_Task prompt_.
Reproduce the full listing that appears beneath this instruction exactly.

_Given data_.
=====
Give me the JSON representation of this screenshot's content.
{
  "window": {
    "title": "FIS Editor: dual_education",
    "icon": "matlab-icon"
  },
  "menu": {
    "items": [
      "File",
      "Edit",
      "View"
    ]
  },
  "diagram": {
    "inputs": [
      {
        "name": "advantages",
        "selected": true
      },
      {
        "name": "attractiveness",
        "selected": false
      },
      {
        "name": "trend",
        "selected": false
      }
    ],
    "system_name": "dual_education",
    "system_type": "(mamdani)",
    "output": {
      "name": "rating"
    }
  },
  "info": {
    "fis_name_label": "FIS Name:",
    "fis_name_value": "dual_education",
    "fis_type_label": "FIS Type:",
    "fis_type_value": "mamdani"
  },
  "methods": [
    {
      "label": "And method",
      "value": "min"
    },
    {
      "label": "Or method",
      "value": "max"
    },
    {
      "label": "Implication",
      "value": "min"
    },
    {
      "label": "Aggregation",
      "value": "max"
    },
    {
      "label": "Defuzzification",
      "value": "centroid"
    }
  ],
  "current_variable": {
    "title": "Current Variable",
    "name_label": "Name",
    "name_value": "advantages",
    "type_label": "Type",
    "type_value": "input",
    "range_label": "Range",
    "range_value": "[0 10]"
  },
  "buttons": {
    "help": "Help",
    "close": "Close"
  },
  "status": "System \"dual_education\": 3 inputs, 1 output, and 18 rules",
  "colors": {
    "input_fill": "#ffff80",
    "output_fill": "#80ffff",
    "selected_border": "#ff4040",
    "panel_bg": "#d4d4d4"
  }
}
=====
_Task answer_.
Give me the JSON representation of this screenshot's content.
{
  "window": {
    "title": "FIS Editor: dual_education",
    "icon": "matlab-icon"
  },
  "menu": {
    "items": [
      "File",
      "Edit",
      "View"
    ]
  },
  "diagram": {
    "inputs": [
      {
        "name": "advantages",
        "selected": true
      },
      {
        "name": "attractiveness",
        "selected": false
      },
      {
        "name": "trend",
        "selected": false
      }
    ],
    "system_name": "dual_education",
    "system_type": "(mamdani)",
    "output": {
      "name": "rating"
    }
  },
  "info": {
    "fis_name_label": "FIS Name:",
    "fis_name_value": "dual_education",
    "fis_type_label": "FIS Type:",
    "fis_type_value": "mamdani"
  },
  "methods": [
    {
      "label": "And method",
      "value": "min"
    },
    {
      "label": "Or method",
      "value": "max"
    },
    {
      "label": "Implication",
      "value": "min"
    },
    {
      "label": "Aggregation",
      "value": "max"
    },
    {
      "label": "Defuzzification",
      "value": "centroid"
    }
  ],
  "current_variable": {
    "title": "Current Variable",
    "name_label": "Name",
    "name_value": "advantages",
    "type_label": "Type",
    "type_value": "input",
    "range_label": "Range",
    "range_value": "[0 10]"
  },
  "buttons": {
    "help": "Help",
    "close": "Close"
  },
  "status": "System \"dual_education\": 3 inputs, 1 output, and 18 rules",
  "colors": {
    "input_fill": "#ffff80",
    "output_fill": "#80ffff",
    "selected_border": "#ff4040",
    "panel_bg": "#d4d4d4"
  }
}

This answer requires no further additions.